>> begin

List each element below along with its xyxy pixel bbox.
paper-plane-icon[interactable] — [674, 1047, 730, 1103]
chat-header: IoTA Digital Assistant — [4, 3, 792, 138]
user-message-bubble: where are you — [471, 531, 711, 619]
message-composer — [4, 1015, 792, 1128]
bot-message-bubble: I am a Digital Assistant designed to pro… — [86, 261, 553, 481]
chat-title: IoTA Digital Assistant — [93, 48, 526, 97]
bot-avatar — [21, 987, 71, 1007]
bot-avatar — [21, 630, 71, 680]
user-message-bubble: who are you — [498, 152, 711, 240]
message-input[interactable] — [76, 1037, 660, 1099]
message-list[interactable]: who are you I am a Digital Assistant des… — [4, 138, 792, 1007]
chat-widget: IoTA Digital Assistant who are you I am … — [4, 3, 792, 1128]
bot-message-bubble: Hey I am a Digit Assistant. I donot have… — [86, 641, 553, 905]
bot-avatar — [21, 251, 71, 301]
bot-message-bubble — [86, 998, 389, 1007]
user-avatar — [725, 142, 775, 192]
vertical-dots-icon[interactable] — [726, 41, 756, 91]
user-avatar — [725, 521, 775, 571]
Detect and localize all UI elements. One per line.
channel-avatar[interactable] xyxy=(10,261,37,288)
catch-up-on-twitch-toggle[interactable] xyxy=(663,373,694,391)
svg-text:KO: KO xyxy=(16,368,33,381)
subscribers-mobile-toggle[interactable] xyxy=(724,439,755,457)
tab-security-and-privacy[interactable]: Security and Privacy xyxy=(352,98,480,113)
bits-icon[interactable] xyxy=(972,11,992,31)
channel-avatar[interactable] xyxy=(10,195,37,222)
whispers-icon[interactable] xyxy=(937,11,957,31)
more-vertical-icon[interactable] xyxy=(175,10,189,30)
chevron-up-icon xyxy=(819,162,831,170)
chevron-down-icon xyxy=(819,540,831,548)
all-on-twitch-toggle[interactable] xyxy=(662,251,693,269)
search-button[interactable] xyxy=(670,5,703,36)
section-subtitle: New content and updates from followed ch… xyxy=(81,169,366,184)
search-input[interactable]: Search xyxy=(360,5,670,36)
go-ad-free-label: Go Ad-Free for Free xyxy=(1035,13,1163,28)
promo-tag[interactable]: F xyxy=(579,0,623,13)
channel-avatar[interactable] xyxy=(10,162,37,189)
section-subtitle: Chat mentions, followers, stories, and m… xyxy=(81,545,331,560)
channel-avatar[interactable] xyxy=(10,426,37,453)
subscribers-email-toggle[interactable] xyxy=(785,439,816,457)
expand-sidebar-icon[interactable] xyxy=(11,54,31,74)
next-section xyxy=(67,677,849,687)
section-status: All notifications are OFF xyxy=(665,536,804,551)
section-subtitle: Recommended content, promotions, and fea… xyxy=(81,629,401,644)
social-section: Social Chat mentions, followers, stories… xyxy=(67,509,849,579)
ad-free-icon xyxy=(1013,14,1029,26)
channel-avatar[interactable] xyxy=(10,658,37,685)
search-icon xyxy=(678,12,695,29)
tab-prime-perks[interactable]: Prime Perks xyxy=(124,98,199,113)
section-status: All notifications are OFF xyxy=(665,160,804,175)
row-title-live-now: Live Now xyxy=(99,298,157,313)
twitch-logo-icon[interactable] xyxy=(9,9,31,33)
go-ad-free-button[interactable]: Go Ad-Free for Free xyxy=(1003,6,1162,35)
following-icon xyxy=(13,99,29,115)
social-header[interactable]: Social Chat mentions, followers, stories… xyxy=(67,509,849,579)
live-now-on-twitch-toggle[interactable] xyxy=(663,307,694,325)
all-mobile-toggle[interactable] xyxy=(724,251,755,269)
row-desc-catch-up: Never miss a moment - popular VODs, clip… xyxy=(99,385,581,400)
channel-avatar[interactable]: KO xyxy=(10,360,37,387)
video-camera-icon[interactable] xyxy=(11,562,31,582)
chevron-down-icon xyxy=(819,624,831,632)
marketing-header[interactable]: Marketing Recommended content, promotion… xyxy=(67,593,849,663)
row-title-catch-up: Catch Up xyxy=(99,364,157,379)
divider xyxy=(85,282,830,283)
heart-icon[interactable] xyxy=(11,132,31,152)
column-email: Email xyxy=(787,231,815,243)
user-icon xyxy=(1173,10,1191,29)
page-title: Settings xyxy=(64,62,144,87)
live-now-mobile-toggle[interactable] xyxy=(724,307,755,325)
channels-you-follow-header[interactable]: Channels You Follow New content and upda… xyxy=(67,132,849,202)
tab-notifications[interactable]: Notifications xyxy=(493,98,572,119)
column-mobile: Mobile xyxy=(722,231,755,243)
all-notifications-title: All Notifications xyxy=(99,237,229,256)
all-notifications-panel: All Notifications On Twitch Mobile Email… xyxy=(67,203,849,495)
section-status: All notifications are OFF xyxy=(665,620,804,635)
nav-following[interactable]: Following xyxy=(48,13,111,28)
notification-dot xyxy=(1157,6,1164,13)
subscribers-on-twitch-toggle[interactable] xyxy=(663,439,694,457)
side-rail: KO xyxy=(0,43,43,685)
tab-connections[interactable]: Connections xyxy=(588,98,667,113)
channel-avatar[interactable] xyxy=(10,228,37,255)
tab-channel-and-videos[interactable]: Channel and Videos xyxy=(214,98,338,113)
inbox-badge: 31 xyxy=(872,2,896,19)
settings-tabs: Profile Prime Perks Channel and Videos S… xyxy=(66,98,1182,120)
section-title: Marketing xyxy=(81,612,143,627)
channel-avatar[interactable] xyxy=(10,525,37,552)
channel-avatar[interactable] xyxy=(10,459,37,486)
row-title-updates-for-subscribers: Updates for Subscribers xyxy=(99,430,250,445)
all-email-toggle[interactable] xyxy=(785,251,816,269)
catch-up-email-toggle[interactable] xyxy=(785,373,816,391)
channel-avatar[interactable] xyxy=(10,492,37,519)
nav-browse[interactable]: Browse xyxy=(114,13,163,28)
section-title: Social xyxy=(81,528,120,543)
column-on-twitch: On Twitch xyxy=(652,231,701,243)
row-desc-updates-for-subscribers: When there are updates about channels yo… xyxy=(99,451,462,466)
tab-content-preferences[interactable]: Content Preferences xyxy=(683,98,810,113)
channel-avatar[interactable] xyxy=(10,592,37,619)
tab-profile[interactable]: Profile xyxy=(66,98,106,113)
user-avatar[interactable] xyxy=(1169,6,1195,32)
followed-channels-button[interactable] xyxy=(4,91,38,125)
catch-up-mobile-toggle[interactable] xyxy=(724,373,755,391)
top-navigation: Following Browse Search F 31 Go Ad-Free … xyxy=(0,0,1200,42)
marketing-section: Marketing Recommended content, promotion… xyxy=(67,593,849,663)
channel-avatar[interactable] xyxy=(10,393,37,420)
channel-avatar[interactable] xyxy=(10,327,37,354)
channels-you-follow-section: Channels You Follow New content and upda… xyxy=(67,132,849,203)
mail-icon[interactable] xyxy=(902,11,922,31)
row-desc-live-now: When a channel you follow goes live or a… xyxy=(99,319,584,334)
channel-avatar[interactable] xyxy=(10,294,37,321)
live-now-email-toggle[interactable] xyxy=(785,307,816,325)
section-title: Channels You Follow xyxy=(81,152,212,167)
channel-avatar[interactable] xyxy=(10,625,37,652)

>> end

== DIRECTIVE ==
Copy out every line above that contains the string "message".

== CORRECT ANSWER ==
user-message-bubble: where are you — [471, 531, 711, 619]
message-composer — [4, 1015, 792, 1128]
bot-message-bubble: I am a Digital Assistant designed to pro… — [86, 261, 553, 481]
user-message-bubble: who are you — [498, 152, 711, 240]
message-input[interactable] — [76, 1037, 660, 1099]
message-list[interactable]: who are you I am a Digital Assistant des… — [4, 138, 792, 1007]
bot-message-bubble: Hey I am a Digit Assistant. I donot have… — [86, 641, 553, 905]
bot-message-bubble — [86, 998, 389, 1007]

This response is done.